■ **What is needed**: Every line below that contains "farmasøyttjenester" is to be copied.

■ **Entries shown**:
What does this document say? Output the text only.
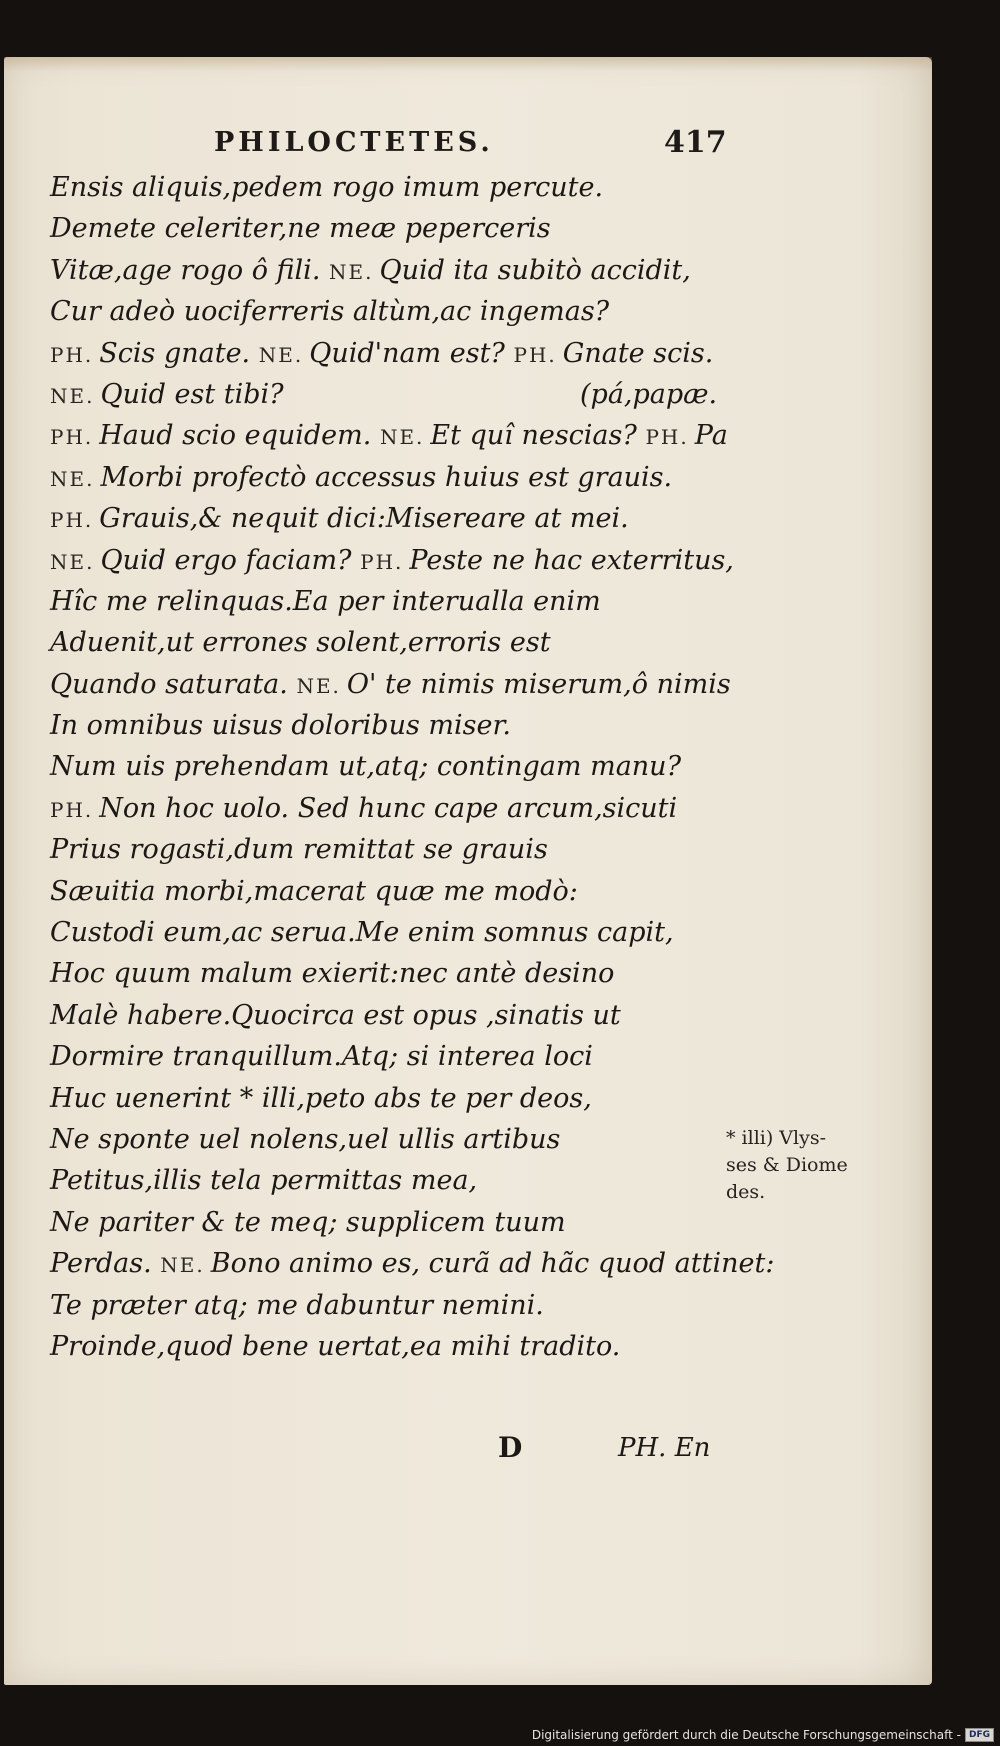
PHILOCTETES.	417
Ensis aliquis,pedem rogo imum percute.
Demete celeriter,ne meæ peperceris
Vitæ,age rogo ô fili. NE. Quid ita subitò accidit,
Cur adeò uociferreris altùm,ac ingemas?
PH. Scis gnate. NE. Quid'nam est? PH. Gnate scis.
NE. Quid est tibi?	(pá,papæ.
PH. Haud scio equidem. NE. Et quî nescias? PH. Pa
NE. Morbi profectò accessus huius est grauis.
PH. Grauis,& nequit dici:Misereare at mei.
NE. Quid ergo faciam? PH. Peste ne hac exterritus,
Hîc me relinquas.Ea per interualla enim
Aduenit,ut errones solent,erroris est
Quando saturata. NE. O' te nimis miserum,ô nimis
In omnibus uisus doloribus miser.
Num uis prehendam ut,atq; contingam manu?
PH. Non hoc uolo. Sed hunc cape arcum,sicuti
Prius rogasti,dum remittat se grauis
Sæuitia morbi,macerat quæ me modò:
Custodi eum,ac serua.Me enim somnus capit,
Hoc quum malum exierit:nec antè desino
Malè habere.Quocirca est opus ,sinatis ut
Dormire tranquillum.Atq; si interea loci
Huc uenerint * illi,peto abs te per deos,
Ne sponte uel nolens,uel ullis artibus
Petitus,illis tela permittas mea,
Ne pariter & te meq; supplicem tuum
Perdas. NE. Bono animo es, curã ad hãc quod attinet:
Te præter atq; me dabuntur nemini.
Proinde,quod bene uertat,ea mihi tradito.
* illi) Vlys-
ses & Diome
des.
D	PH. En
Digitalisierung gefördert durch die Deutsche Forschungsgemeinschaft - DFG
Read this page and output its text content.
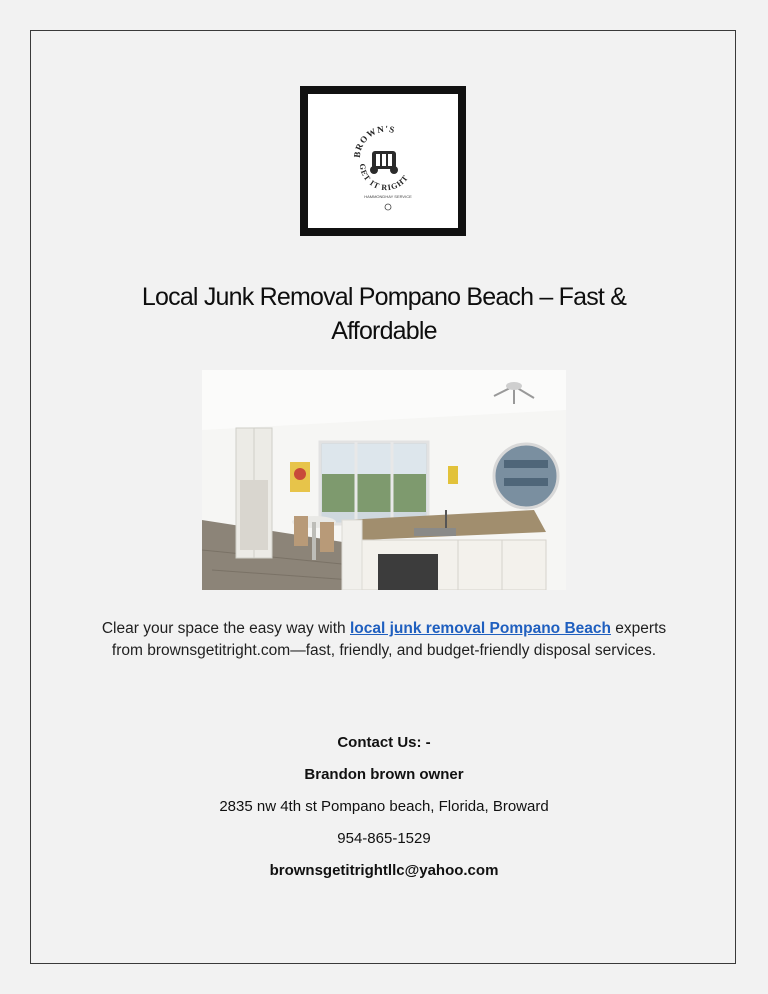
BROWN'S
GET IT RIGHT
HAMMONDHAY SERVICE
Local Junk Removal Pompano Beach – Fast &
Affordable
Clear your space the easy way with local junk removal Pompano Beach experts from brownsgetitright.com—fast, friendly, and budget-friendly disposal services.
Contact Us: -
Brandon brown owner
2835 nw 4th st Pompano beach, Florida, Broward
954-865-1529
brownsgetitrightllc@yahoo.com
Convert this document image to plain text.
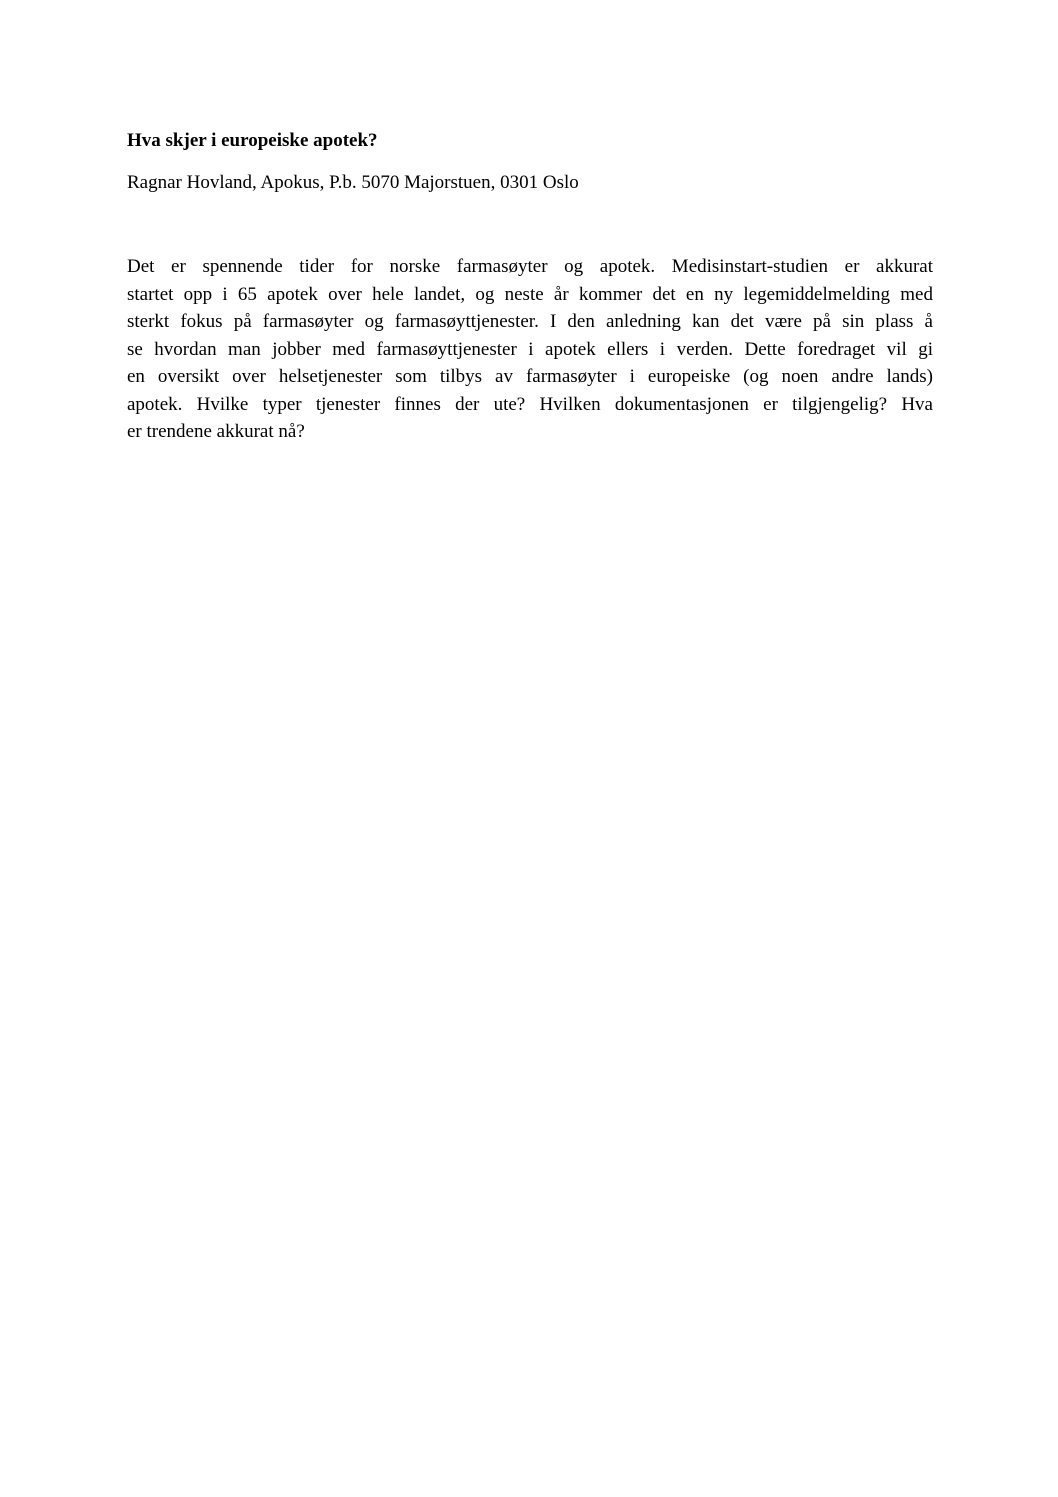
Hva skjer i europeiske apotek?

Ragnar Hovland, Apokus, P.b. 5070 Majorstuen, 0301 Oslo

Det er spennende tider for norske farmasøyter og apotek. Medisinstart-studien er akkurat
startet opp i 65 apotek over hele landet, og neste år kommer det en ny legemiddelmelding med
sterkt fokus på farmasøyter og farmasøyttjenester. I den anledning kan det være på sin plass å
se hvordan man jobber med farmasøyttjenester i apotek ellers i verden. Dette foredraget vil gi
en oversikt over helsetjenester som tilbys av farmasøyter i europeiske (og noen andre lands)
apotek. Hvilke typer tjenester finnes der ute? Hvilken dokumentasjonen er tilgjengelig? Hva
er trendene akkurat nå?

■ **The solution**:
sterkt fokus på farmasøyter og farmasøyttjenester. I den anledning kan det være på sin plass å
se hvordan man jobber med farmasøyttjenester i apotek ellers i verden. Dette foredraget vil gi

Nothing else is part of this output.